Each entry has to be copied exactly, with nothing missed.

[BEGIN Extracted records]

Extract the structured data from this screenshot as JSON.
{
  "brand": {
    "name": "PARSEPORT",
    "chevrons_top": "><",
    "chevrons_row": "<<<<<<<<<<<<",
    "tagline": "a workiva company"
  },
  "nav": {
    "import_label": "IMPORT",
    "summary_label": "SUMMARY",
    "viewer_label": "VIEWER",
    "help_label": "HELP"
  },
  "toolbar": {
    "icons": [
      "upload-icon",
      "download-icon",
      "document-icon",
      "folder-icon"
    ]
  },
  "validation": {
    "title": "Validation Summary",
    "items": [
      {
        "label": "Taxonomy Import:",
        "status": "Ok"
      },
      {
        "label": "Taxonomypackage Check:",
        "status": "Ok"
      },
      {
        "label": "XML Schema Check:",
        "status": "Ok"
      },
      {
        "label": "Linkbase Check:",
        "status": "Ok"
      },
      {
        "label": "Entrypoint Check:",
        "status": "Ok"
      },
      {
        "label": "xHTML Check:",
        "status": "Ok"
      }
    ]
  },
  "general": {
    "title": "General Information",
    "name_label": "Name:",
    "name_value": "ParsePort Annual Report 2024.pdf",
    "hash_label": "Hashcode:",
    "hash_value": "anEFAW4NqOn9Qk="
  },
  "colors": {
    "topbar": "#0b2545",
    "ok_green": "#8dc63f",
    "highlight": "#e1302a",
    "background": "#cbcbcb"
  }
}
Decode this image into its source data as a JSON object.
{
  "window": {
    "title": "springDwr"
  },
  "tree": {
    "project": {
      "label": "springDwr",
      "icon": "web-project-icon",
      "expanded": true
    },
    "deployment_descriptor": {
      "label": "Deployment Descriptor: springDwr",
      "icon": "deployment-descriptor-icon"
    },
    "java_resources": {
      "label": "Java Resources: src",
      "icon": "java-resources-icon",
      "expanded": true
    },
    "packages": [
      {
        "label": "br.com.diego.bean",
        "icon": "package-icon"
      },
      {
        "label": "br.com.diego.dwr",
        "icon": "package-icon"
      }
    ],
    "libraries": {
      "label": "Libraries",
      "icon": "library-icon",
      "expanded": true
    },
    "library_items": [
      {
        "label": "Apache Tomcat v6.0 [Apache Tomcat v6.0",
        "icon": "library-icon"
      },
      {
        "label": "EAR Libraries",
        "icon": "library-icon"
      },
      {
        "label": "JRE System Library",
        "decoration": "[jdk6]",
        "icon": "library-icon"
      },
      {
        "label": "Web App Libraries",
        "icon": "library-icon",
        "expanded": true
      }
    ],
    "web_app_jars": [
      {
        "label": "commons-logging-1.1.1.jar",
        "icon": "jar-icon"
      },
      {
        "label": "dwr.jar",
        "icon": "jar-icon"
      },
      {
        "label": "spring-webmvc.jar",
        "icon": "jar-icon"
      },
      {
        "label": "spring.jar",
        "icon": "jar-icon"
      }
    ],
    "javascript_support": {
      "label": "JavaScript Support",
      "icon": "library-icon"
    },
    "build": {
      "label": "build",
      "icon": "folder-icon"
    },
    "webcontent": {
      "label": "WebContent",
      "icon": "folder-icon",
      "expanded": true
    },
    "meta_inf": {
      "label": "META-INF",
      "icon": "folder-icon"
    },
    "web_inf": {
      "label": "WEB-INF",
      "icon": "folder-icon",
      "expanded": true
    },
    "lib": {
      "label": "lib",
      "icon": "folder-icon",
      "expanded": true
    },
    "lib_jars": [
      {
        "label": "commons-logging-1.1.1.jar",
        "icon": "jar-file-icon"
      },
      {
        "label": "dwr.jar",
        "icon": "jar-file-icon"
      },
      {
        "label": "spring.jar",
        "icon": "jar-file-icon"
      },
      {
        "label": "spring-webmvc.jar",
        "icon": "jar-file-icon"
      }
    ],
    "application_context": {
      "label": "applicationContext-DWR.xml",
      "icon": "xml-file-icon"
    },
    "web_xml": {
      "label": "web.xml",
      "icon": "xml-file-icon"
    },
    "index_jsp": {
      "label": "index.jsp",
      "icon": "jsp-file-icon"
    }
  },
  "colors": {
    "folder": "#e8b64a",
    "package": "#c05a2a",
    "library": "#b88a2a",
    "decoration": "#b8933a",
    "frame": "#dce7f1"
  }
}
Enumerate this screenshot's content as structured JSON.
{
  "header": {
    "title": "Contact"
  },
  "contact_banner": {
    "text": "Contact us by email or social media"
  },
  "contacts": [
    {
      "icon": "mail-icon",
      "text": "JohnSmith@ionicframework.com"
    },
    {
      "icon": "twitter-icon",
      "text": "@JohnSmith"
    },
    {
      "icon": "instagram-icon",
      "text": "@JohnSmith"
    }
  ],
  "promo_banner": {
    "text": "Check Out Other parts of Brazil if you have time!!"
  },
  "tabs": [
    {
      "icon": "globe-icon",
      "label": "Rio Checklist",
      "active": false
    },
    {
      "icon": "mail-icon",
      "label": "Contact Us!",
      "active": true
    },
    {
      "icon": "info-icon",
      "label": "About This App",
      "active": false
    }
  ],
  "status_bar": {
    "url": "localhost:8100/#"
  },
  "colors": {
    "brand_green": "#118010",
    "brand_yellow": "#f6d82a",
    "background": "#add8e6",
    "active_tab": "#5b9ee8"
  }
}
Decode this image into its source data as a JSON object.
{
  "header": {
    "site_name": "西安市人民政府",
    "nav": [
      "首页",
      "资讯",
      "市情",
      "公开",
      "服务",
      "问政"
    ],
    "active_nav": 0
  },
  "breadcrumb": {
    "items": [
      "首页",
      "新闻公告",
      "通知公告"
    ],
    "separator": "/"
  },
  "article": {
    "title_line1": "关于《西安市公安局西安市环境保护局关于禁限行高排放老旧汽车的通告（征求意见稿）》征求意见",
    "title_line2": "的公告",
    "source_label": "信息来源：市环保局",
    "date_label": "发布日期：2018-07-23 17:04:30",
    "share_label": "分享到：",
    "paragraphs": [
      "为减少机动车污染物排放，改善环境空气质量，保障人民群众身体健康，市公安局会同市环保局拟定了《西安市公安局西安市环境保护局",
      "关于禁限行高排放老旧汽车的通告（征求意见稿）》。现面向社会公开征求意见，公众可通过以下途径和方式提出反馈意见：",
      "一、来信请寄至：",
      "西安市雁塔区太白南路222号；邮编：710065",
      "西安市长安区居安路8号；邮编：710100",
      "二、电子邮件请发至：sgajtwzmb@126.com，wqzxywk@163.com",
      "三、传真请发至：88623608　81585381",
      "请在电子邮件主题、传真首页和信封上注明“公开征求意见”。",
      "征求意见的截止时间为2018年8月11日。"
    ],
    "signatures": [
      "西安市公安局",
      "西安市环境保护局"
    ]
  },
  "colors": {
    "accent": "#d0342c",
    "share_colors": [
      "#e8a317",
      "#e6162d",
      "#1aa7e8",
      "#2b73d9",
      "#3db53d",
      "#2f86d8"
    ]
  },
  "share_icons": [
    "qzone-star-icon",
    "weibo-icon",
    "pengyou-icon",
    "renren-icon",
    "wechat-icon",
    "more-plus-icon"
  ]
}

[END Extracted records]

• **In response**
Extract the structured data from this screenshot as JSON.
{
  "brand": {
    "name": "PARSEPORT",
    "chevrons_top": "><",
    "chevrons_row": "<<<<<<<<<<<<",
    "tagline": "a workiva company"
  },
  "nav": {
    "import_label": "IMPORT",
    "summary_label": "SUMMARY",
    "viewer_label": "VIEWER",
    "help_label": "HELP"
  },
  "toolbar": {
    "icons": [
      "upload-icon",
      "download-icon",
      "document-icon",
      "folder-icon"
    ]
  },
  "validation": {
    "title": "Validation Summary",
    "items": [
      {
        "label": "Taxonomy Import:",
        "status": "Ok"
      },
      {
        "label": "Taxonomypackage Check:",
        "status": "Ok"
      },
      {
        "label": "XML Schema Check:",
        "status": "Ok"
      },
      {
        "label": "Linkbase Check:",
        "status": "Ok"
      },
      {
        "label": "Entrypoint Check:",
        "status": "Ok"
      },
      {
        "label": "xHTML Check:",
        "status": "Ok"
      }
    ]
  },
  "general": {
    "title": "General Information",
    "name_label": "Name:",
    "name_value": "ParsePort Annual Report 2024.pdf",
    "hash_label": "Hashcode:",
    "hash_value": "anEFAW4NqOn9Qk="
  },
  "colors": {
    "topbar": "#0b2545",
    "ok_green": "#8dc63f",
    "highlight": "#e1302a",
    "background": "#cbcbcb"
  }
}
Decode this image into its source data as a JSON object.
{
  "window": {
    "title": "springDwr"
  },
  "tree": {
    "project": {
      "label": "springDwr",
      "icon": "web-project-icon",
      "expanded": true
    },
    "deployment_descriptor": {
      "label": "Deployment Descriptor: springDwr",
      "icon": "deployment-descriptor-icon"
    },
    "java_resources": {
      "label": "Java Resources: src",
      "icon": "java-resources-icon",
      "expanded": true
    },
    "packages": [
      {
        "label": "br.com.diego.bean",
        "icon": "package-icon"
      },
      {
        "label": "br.com.diego.dwr",
        "icon": "package-icon"
      }
    ],
    "libraries": {
      "label": "Libraries",
      "icon": "library-icon",
      "expanded": true
    },
    "library_items": [
      {
        "label": "Apache Tomcat v6.0 [Apache Tomcat v6.0",
        "icon": "library-icon"
      },
      {
        "label": "EAR Libraries",
        "icon": "library-icon"
      },
      {
        "label": "JRE System Library",
        "decoration": "[jdk6]",
        "icon": "library-icon"
      },
      {
        "label": "Web App Libraries",
        "icon": "library-icon",
        "expanded": true
      }
    ],
    "web_app_jars": [
      {
        "label": "commons-logging-1.1.1.jar",
        "icon": "jar-icon"
      },
      {
        "label": "dwr.jar",
        "icon": "jar-icon"
      },
      {
        "label": "spring-webmvc.jar",
        "icon": "jar-icon"
      },
      {
        "label": "spring.jar",
        "icon": "jar-icon"
      }
    ],
    "javascript_support": {
      "label": "JavaScript Support",
      "icon": "library-icon"
    },
    "build": {
      "label": "build",
      "icon": "folder-icon"
    },
    "webcontent": {
      "label": "WebContent",
      "icon": "folder-icon",
      "expanded": true
    },
    "meta_inf": {
      "label": "META-INF",
      "icon": "folder-icon"
    },
    "web_inf": {
      "label": "WEB-INF",
      "icon": "folder-icon",
      "expanded": true
    },
    "lib": {
      "label": "lib",
      "icon": "folder-icon",
      "expanded": true
    },
    "lib_jars": [
      {
        "label": "commons-logging-1.1.1.jar",
        "icon": "jar-file-icon"
      },
      {
        "label": "dwr.jar",
        "icon": "jar-file-icon"
      },
      {
        "label": "spring.jar",
        "icon": "jar-file-icon"
      },
      {
        "label": "spring-webmvc.jar",
        "icon": "jar-file-icon"
      }
    ],
    "application_context": {
      "label": "applicationContext-DWR.xml",
      "icon": "xml-file-icon"
    },
    "web_xml": {
      "label": "web.xml",
      "icon": "xml-file-icon"
    },
    "index_jsp": {
      "label": "index.jsp",
      "icon": "jsp-file-icon"
    }
  },
  "colors": {
    "folder": "#e8b64a",
    "package": "#c05a2a",
    "library": "#b88a2a",
    "decoration": "#b8933a",
    "frame": "#dce7f1"
  }
}
Enumerate this screenshot's content as structured JSON.
{
  "header": {
    "title": "Contact"
  },
  "contact_banner": {
    "text": "Contact us by email or social media"
  },
  "contacts": [
    {
      "icon": "mail-icon",
      "text": "JohnSmith@ionicframework.com"
    },
    {
      "icon": "twitter-icon",
      "text": "@JohnSmith"
    },
    {
      "icon": "instagram-icon",
      "text": "@JohnSmith"
    }
  ],
  "promo_banner": {
    "text": "Check Out Other parts of Brazil if you have time!!"
  },
  "tabs": [
    {
      "icon": "globe-icon",
      "label": "Rio Checklist",
      "active": false
    },
    {
      "icon": "mail-icon",
      "label": "Contact Us!",
      "active": true
    },
    {
      "icon": "info-icon",
      "label": "About This App",
      "active": false
    }
  ],
  "status_bar": {
    "url": "localhost:8100/#"
  },
  "colors": {
    "brand_green": "#118010",
    "brand_yellow": "#f6d82a",
    "background": "#add8e6",
    "active_tab": "#5b9ee8"
  }
}
Decode this image into its source data as a JSON object.
{
  "header": {
    "site_name": "西安市人民政府",
    "nav": [
      "首页",
      "资讯",
      "市情",
      "公开",
      "服务",
      "问政"
    ],
    "active_nav": 0
  },
  "breadcrumb": {
    "items": [
      "首页",
      "新闻公告",
      "通知公告"
    ],
    "separator": "/"
  },
  "article": {
    "title_line1": "关于《西安市公安局西安市环境保护局关于禁限行高排放老旧汽车的通告（征求意见稿）》征求意见",
    "title_line2": "的公告",
    "source_label": "信息来源：市环保局",
    "date_label": "发布日期：2018-07-23 17:04:30",
    "share_label": "分享到：",
    "paragraphs": [
      "为减少机动车污染物排放，改善环境空气质量，保障人民群众身体健康，市公安局会同市环保局拟定了《西安市公安局西安市环境保护局",
      "关于禁限行高排放老旧汽车的通告（征求意见稿）》。现面向社会公开征求意见，公众可通过以下途径和方式提出反馈意见：",
      "一、来信请寄至：",
      "西安市雁塔区太白南路222号；邮编：710065",
      "西安市长安区居安路8号；邮编：710100",
      "二、电子邮件请发至：sgajtwzmb@126.com，wqzxywk@163.com",
      "三、传真请发至：88623608　81585381",
      "请在电子邮件主题、传真首页和信封上注明“公开征求意见”。",
      "征求意见的截止时间为2018年8月11日。"
    ],
    "signatures": [
      "西安市公安局",
      "西安市环境保护局"
    ]
  },
  "colors": {
    "accent": "#d0342c",
    "share_colors": [
      "#e8a317",
      "#e6162d",
      "#1aa7e8",
      "#2b73d9",
      "#3db53d",
      "#2f86d8"
    ]
  },
  "share_icons": [
    "qzone-star-icon",
    "weibo-icon",
    "pengyou-icon",
    "renren-icon",
    "wechat-icon",
    "more-plus-icon"
  ]
}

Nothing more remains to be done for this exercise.